■ Instructions to follow ■
Repeat the entire listing exactly as written.

>> Start Stored records

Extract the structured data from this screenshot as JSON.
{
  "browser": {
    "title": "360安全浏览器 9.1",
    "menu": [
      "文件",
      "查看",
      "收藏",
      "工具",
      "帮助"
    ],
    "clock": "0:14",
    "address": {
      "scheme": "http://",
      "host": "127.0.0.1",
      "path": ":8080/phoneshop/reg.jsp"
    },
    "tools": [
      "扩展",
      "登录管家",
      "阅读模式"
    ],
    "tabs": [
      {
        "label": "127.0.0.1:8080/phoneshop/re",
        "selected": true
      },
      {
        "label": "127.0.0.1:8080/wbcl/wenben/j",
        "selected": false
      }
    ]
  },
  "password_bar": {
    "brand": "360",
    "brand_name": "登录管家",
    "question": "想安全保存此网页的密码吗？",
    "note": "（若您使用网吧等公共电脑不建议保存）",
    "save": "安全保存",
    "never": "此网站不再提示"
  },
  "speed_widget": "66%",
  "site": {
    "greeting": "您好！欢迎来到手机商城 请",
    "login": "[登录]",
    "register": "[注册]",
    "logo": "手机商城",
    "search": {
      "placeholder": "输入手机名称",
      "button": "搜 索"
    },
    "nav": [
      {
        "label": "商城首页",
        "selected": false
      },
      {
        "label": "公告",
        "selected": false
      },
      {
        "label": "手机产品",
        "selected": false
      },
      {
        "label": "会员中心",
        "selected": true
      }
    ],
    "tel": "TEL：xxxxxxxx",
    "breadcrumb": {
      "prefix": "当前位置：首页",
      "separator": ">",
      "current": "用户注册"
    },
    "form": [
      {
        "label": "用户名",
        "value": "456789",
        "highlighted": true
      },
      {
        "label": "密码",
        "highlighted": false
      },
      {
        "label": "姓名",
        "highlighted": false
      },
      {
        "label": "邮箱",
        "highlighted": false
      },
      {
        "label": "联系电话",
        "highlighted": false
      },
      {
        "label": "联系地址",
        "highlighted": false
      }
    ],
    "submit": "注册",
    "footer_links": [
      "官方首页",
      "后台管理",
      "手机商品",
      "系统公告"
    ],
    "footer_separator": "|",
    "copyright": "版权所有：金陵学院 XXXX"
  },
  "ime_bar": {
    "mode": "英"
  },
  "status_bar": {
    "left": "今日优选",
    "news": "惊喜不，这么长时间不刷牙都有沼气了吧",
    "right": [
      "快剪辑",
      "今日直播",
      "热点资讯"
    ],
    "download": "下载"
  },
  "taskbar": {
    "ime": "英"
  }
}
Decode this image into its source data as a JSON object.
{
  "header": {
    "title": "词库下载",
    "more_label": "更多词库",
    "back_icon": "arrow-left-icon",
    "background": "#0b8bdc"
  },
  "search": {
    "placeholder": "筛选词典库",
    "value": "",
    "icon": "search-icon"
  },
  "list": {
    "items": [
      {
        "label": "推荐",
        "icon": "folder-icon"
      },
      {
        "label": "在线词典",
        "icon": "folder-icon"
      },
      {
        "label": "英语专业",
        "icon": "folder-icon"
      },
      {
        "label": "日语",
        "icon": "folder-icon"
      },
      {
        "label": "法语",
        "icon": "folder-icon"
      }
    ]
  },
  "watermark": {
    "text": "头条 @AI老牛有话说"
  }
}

>> End Stored records

■ Solution to this problem ■
Extract the structured data from this screenshot as JSON.
{
  "browser": {
    "title": "360安全浏览器 9.1",
    "menu": [
      "文件",
      "查看",
      "收藏",
      "工具",
      "帮助"
    ],
    "clock": "0:14",
    "address": {
      "scheme": "http://",
      "host": "127.0.0.1",
      "path": ":8080/phoneshop/reg.jsp"
    },
    "tools": [
      "扩展",
      "登录管家",
      "阅读模式"
    ],
    "tabs": [
      {
        "label": "127.0.0.1:8080/phoneshop/re",
        "selected": true
      },
      {
        "label": "127.0.0.1:8080/wbcl/wenben/j",
        "selected": false
      }
    ]
  },
  "password_bar": {
    "brand": "360",
    "brand_name": "登录管家",
    "question": "想安全保存此网页的密码吗？",
    "note": "（若您使用网吧等公共电脑不建议保存）",
    "save": "安全保存",
    "never": "此网站不再提示"
  },
  "speed_widget": "66%",
  "site": {
    "greeting": "您好！欢迎来到手机商城 请",
    "login": "[登录]",
    "register": "[注册]",
    "logo": "手机商城",
    "search": {
      "placeholder": "输入手机名称",
      "button": "搜 索"
    },
    "nav": [
      {
        "label": "商城首页",
        "selected": false
      },
      {
        "label": "公告",
        "selected": false
      },
      {
        "label": "手机产品",
        "selected": false
      },
      {
        "label": "会员中心",
        "selected": true
      }
    ],
    "tel": "TEL：xxxxxxxx",
    "breadcrumb": {
      "prefix": "当前位置：首页",
      "separator": ">",
      "current": "用户注册"
    },
    "form": [
      {
        "label": "用户名",
        "value": "456789",
        "highlighted": true
      },
      {
        "label": "密码",
        "highlighted": false
      },
      {
        "label": "姓名",
        "highlighted": false
      },
      {
        "label": "邮箱",
        "highlighted": false
      },
      {
        "label": "联系电话",
        "highlighted": false
      },
      {
        "label": "联系地址",
        "highlighted": false
      }
    ],
    "submit": "注册",
    "footer_links": [
      "官方首页",
      "后台管理",
      "手机商品",
      "系统公告"
    ],
    "footer_separator": "|",
    "copyright": "版权所有：金陵学院 XXXX"
  },
  "ime_bar": {
    "mode": "英"
  },
  "status_bar": {
    "left": "今日优选",
    "news": "惊喜不，这么长时间不刷牙都有沼气了吧",
    "right": [
      "快剪辑",
      "今日直播",
      "热点资讯"
    ],
    "download": "下载"
  },
  "taskbar": {
    "ime": "英"
  }
}
Decode this image into its source data as a JSON object.
{
  "header": {
    "title": "词库下载",
    "more_label": "更多词库",
    "back_icon": "arrow-left-icon",
    "background": "#0b8bdc"
  },
  "search": {
    "placeholder": "筛选词典库",
    "value": "",
    "icon": "search-icon"
  },
  "list": {
    "items": [
      {
        "label": "推荐",
        "icon": "folder-icon"
      },
      {
        "label": "在线词典",
        "icon": "folder-icon"
      },
      {
        "label": "英语专业",
        "icon": "folder-icon"
      },
      {
        "label": "日语",
        "icon": "folder-icon"
      },
      {
        "label": "法语",
        "icon": "folder-icon"
      }
    ]
  },
  "watermark": {
    "text": "头条 @AI老牛有话说"
  }
}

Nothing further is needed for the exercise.